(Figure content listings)
============================================================
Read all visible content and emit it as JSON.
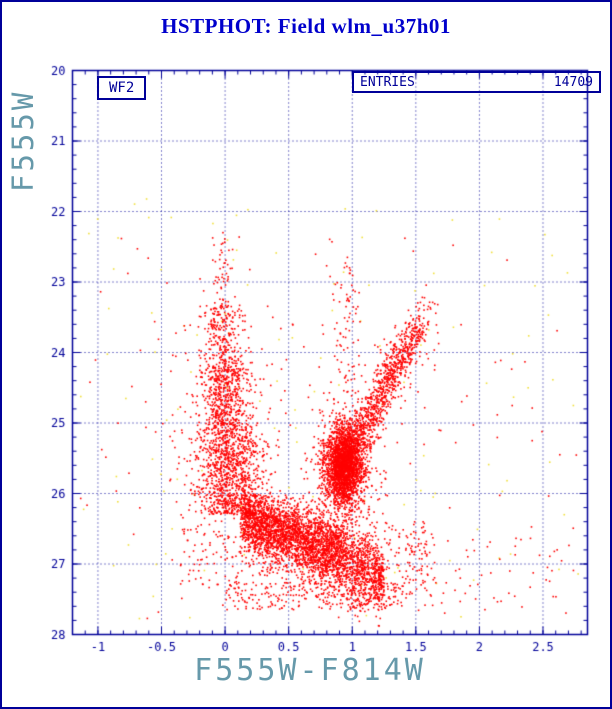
{
  "title": "HSTPHOT: Field wlm_u37h01",
  "detector_label": "WF2",
  "entries": {
    "label": "ENTRIES",
    "value": "14709"
  },
  "chart_data": {
    "type": "scatter",
    "title": "HSTPHOT: Field wlm_u37h01",
    "xlabel": "F555W-F814W",
    "ylabel": "F555W",
    "xlim": [
      -1.2,
      2.85
    ],
    "ylim": [
      20,
      28
    ],
    "y_inverted": true,
    "grid": "dotted",
    "x_ticks": [
      -1,
      -0.5,
      0,
      0.5,
      1,
      1.5,
      2,
      2.5
    ],
    "x_tick_labels": [
      "-1",
      "-0.5",
      "0",
      "0.5",
      "1",
      "1.5",
      "2",
      "2.5"
    ],
    "y_ticks": [
      20,
      21,
      22,
      23,
      24,
      25,
      26,
      27,
      28
    ],
    "y_tick_labels": [
      "20",
      "21",
      "22",
      "23",
      "24",
      "25",
      "26",
      "27",
      "28"
    ],
    "x_minor_step": 0.1,
    "y_minor_step": 0.2,
    "axis_color": "#000099",
    "label_color": "#6699aa",
    "title_color": "#0000cc",
    "legend": "none",
    "point_colors": {
      "primary": "#ff0000",
      "secondary": "#f0df3a"
    },
    "series": [
      {
        "name": "faint-detections-yellow",
        "color": "secondary",
        "kind": "uniform",
        "n": 140,
        "x0": -1.15,
        "x1": 2.8,
        "y0": 21.8,
        "y1": 27.8
      },
      {
        "name": "field-scatter",
        "color": "primary",
        "kind": "uniform",
        "n": 110,
        "x0": -1.15,
        "x1": 2.8,
        "y0": 22.2,
        "y1": 27.8
      },
      {
        "name": "blue-plume-top",
        "color": "primary",
        "kind": "gauss-band",
        "n": 50,
        "x": -0.02,
        "sx": 0.05,
        "y0": 22.3,
        "y1": 23.3
      },
      {
        "name": "blue-plume-upper",
        "color": "primary",
        "kind": "gauss-band",
        "n": 240,
        "x": -0.02,
        "sx": 0.08,
        "y0": 23.3,
        "y1": 24.2
      },
      {
        "name": "blue-plume-mid",
        "color": "primary",
        "kind": "gauss-band",
        "n": 600,
        "x": 0.0,
        "sx": 0.1,
        "y0": 24.2,
        "y1": 25.2
      },
      {
        "name": "blue-plume-lower",
        "color": "primary",
        "kind": "gauss-band",
        "n": 900,
        "x": 0.04,
        "sx": 0.13,
        "y0": 25.2,
        "y1": 26.3
      },
      {
        "name": "blue-plume-wings",
        "color": "primary",
        "kind": "gauss-band",
        "n": 170,
        "x": 0.0,
        "sx": 0.3,
        "y0": 23.4,
        "y1": 26.2
      },
      {
        "name": "red-giant-branch",
        "color": "primary",
        "kind": "line",
        "n": 750,
        "x1": 1.0,
        "y1": 25.4,
        "x2": 1.52,
        "y2": 23.6,
        "sx": 0.05,
        "sy": 0.08
      },
      {
        "name": "rgb-spread",
        "color": "primary",
        "kind": "line",
        "n": 180,
        "x1": 1.0,
        "y1": 25.3,
        "x2": 1.5,
        "y2": 23.7,
        "sx": 0.13,
        "sy": 0.15
      },
      {
        "name": "rgb-tip",
        "color": "primary",
        "kind": "line",
        "n": 25,
        "x1": 1.5,
        "y1": 23.65,
        "x2": 1.62,
        "y2": 23.25,
        "sx": 0.04,
        "sy": 0.06
      },
      {
        "name": "agb-sequence",
        "color": "primary",
        "kind": "gauss-band",
        "n": 70,
        "x": 0.95,
        "sx": 0.05,
        "y0": 22.65,
        "y1": 24.4
      },
      {
        "name": "red-clump-core",
        "color": "primary",
        "kind": "blob",
        "n": 2100,
        "x": 0.94,
        "sx": 0.07,
        "y": 25.6,
        "sy": 0.27
      },
      {
        "name": "red-clump-halo",
        "color": "primary",
        "kind": "blob",
        "n": 550,
        "x": 0.94,
        "sx": 0.13,
        "y": 25.7,
        "sy": 0.45
      },
      {
        "name": "subgiant-swath",
        "color": "primary",
        "kind": "curve",
        "n": 2700,
        "x0": 0.12,
        "x1": 1.25,
        "a": 26.3,
        "b": 0.72,
        "sy": 0.26
      },
      {
        "name": "turnoff-band",
        "color": "primary",
        "kind": "curve",
        "n": 900,
        "x0": 0.15,
        "x1": 0.95,
        "a": 26.2,
        "b": 0.55,
        "sy": 0.16
      },
      {
        "name": "faint-limit",
        "color": "primary",
        "kind": "uniform",
        "n": 230,
        "x0": 0.0,
        "x1": 1.45,
        "y0": 27.25,
        "y1": 27.65
      },
      {
        "name": "faint-red-extension",
        "color": "primary",
        "kind": "uniform",
        "n": 110,
        "x0": 1.25,
        "x1": 1.65,
        "y0": 26.4,
        "y1": 27.45
      },
      {
        "name": "faint-blue-extension",
        "color": "primary",
        "kind": "uniform",
        "n": 90,
        "x0": -0.35,
        "x1": 0.12,
        "y0": 26.3,
        "y1": 27.35
      },
      {
        "name": "bottom-right-scatter",
        "color": "primary",
        "kind": "uniform",
        "n": 60,
        "x0": 1.5,
        "x1": 2.75,
        "y0": 26.6,
        "y1": 27.7
      }
    ]
  }
}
============================================================
▶ _Instructions to follow_
The answer is a single number: how many lines include the word "scatter"?

▶ _Complete response_
3